(Work to complete) Set down the material below in full, matching it exactly.

(Data supplied)
###
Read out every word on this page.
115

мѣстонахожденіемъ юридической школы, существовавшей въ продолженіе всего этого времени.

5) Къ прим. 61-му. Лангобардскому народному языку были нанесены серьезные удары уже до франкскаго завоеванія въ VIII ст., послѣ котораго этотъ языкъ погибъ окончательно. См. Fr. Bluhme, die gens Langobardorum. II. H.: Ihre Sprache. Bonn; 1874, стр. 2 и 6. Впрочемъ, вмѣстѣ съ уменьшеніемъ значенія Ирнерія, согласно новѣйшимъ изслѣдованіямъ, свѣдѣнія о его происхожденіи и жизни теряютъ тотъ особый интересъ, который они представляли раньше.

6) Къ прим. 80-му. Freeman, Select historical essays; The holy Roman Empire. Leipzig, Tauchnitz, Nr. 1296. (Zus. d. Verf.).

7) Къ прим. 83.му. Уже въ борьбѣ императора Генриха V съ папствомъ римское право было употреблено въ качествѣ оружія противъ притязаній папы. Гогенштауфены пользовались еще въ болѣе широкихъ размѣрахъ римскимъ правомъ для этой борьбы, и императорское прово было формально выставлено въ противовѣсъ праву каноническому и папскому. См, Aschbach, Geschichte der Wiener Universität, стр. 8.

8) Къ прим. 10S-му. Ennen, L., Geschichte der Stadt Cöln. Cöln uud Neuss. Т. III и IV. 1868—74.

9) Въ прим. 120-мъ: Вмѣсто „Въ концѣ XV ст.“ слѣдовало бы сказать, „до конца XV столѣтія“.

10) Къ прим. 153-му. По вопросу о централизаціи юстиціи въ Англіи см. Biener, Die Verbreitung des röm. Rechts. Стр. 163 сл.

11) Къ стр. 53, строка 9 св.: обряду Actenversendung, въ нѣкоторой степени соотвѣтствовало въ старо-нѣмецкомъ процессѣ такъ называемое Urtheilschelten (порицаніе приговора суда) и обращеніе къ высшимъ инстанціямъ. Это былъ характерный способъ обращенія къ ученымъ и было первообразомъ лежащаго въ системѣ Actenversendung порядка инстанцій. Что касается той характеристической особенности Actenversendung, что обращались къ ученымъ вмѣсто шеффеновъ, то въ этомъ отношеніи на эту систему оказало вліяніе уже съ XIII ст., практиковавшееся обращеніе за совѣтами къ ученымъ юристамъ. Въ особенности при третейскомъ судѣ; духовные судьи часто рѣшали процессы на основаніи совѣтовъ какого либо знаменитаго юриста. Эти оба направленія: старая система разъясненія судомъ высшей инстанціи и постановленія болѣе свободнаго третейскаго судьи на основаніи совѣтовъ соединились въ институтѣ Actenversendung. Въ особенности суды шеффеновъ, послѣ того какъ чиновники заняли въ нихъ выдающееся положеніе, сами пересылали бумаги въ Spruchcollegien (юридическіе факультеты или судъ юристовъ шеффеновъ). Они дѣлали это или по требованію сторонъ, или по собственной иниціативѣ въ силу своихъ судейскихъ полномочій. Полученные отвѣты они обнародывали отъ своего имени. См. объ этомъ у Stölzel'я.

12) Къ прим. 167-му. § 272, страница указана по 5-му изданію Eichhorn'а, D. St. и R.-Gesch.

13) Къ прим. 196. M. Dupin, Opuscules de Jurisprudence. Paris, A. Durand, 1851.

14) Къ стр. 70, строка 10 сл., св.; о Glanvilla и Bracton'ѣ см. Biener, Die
###
(The answer)
Read out every word on this page.
115

мѣстонахожденіемъ юридической школы, существовавшей въ продолженіе всего этого времени.

5) Къ прим. 61-му. Лангобардскому народному языку были нанесены серьезные удары уже до франкскаго завоеванія въ VIII ст., послѣ котораго этотъ языкъ погибъ окончательно. См. Fr. Bluhme, die gens Langobardorum. II. H.: Ihre Sprache. Bonn; 1874, стр. 2 и 6. Впрочемъ, вмѣстѣ съ уменьшеніемъ значенія Ирнерія, согласно новѣйшимъ изслѣдованіямъ, свѣдѣнія о его происхожденіи и жизни теряютъ тотъ особый интересъ, который они представляли раньше.

6) Къ прим. 80-му. Freeman, Select historical essays; The holy Roman Empire. Leipzig, Tauchnitz, Nr. 1296. (Zus. d. Verf.).

7) Къ прим. 83.му. Уже въ борьбѣ императора Генриха V съ папствомъ римское право было употреблено въ качествѣ оружія противъ притязаній папы. Гогенштауфены пользовались еще въ болѣе широкихъ размѣрахъ римскимъ правомъ для этой борьбы, и императорское прово было формально выставлено въ противовѣсъ праву каноническому и папскому. См, Aschbach, Geschichte der Wiener Universität, стр. 8.

8) Къ прим. 10S-му. Ennen, L., Geschichte der Stadt Cöln. Cöln uud Neuss. Т. III и IV. 1868—74.

9) Въ прим. 120-мъ: Вмѣсто „Въ концѣ XV ст.“ слѣдовало бы сказать, „до конца XV столѣтія“.

10) Къ прим. 153-му. По вопросу о централизаціи юстиціи въ Англіи см. Biener, Die Verbreitung des röm. Rechts. Стр. 163 сл.

11) Къ стр. 53, строка 9 св.: обряду Actenversendung, въ нѣкоторой степени соотвѣтствовало въ старо-нѣмецкомъ процессѣ такъ называемое Urtheilschelten (порицаніе приговора суда) и обращеніе къ высшимъ инстанціямъ. Это былъ характерный способъ обращенія къ ученымъ и было первообразомъ лежащаго въ системѣ Actenversendung порядка инстанцій. Что касается той характеристической особенности Actenversendung, что обращались къ ученымъ вмѣсто шеффеновъ, то въ этомъ отношеніи на эту систему оказало вліяніе уже съ XIII ст., практиковавшееся обращеніе за совѣтами къ ученымъ юристамъ. Въ особенности при третейскомъ судѣ; духовные судьи часто рѣшали процессы на основаніи совѣтовъ какого либо знаменитаго юриста. Эти оба направленія: старая система разъясненія судомъ высшей инстанціи и постановленія болѣе свободнаго третейскаго судьи на основаніи совѣтовъ соединились въ институтѣ Actenversendung. Въ особенности суды шеффеновъ, послѣ того какъ чиновники заняли въ нихъ выдающееся положеніе, сами пересылали бумаги въ Spruchcollegien (юридическіе факультеты или судъ юристовъ шеффеновъ). Они дѣлали это или по требованію сторонъ, или по собственной иниціативѣ въ силу своихъ судейскихъ полномочій. Полученные отвѣты они обнародывали отъ своего имени. См. объ этомъ у Stölzel'я.

12) Къ прим. 167-му. § 272, страница указана по 5-му изданію Eichhorn'а, D. St. и R.-Gesch.

13) Къ прим. 196. M. Dupin, Opuscules de Jurisprudence. Paris, A. Durand, 1851.

14) Къ стр. 70, строка 10 сл., св.; о Glanvilla и Bracton'ѣ см. Biener, Die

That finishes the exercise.